WHAT NEEDS TO BE DONE: Each line that follows should be printed again exactly as it stands.

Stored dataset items
:::::

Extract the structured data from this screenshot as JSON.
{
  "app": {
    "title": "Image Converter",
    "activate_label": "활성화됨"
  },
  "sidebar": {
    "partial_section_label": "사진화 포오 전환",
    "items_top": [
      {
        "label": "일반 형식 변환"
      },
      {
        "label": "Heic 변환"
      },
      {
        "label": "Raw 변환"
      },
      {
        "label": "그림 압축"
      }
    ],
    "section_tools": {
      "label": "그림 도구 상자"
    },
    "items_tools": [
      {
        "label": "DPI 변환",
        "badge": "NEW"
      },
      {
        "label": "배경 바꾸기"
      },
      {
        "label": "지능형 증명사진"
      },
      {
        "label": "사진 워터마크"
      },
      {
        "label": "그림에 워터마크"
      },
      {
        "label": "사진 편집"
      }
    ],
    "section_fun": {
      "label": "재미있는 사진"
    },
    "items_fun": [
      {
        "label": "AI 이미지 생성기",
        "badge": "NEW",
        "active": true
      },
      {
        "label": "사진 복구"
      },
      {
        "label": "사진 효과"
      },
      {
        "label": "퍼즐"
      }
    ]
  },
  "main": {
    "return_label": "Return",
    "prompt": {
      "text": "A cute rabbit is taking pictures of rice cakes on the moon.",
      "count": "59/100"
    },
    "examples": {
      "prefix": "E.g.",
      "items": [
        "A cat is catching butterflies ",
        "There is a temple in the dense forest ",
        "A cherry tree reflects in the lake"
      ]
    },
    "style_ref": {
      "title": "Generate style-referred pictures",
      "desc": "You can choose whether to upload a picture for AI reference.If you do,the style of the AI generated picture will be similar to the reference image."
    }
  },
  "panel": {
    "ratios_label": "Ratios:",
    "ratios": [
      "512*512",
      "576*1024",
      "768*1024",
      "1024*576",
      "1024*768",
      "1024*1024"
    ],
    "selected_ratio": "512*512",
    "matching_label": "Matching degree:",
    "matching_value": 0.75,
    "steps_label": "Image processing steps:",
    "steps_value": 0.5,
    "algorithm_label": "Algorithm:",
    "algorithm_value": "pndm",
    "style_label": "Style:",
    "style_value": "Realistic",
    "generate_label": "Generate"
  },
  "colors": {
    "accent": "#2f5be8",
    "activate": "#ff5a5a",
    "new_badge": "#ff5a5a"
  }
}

:::::

REPLY TO THE EXERCISE:
Extract the structured data from this screenshot as JSON.
{
  "app": {
    "title": "Image Converter",
    "activate_label": "활성화됨"
  },
  "sidebar": {
    "partial_section_label": "사진화 포오 전환",
    "items_top": [
      {
        "label": "일반 형식 변환"
      },
      {
        "label": "Heic 변환"
      },
      {
        "label": "Raw 변환"
      },
      {
        "label": "그림 압축"
      }
    ],
    "section_tools": {
      "label": "그림 도구 상자"
    },
    "items_tools": [
      {
        "label": "DPI 변환",
        "badge": "NEW"
      },
      {
        "label": "배경 바꾸기"
      },
      {
        "label": "지능형 증명사진"
      },
      {
        "label": "사진 워터마크"
      },
      {
        "label": "그림에 워터마크"
      },
      {
        "label": "사진 편집"
      }
    ],
    "section_fun": {
      "label": "재미있는 사진"
    },
    "items_fun": [
      {
        "label": "AI 이미지 생성기",
        "badge": "NEW",
        "active": true
      },
      {
        "label": "사진 복구"
      },
      {
        "label": "사진 효과"
      },
      {
        "label": "퍼즐"
      }
    ]
  },
  "main": {
    "return_label": "Return",
    "prompt": {
      "text": "A cute rabbit is taking pictures of rice cakes on the moon.",
      "count": "59/100"
    },
    "examples": {
      "prefix": "E.g.",
      "items": [
        "A cat is catching butterflies ",
        "There is a temple in the dense forest ",
        "A cherry tree reflects in the lake"
      ]
    },
    "style_ref": {
      "title": "Generate style-referred pictures",
      "desc": "You can choose whether to upload a picture for AI reference.If you do,the style of the AI generated picture will be similar to the reference image."
    }
  },
  "panel": {
    "ratios_label": "Ratios:",
    "ratios": [
      "512*512",
      "576*1024",
      "768*1024",
      "1024*576",
      "1024*768",
      "1024*1024"
    ],
    "selected_ratio": "512*512",
    "matching_label": "Matching degree:",
    "matching_value": 0.75,
    "steps_label": "Image processing steps:",
    "steps_value": 0.5,
    "algorithm_label": "Algorithm:",
    "algorithm_value": "pndm",
    "style_label": "Style:",
    "style_value": "Realistic",
    "generate_label": "Generate"
  },
  "colors": {
    "accent": "#2f5be8",
    "activate": "#ff5a5a",
    "new_badge": "#ff5a5a"
  }
}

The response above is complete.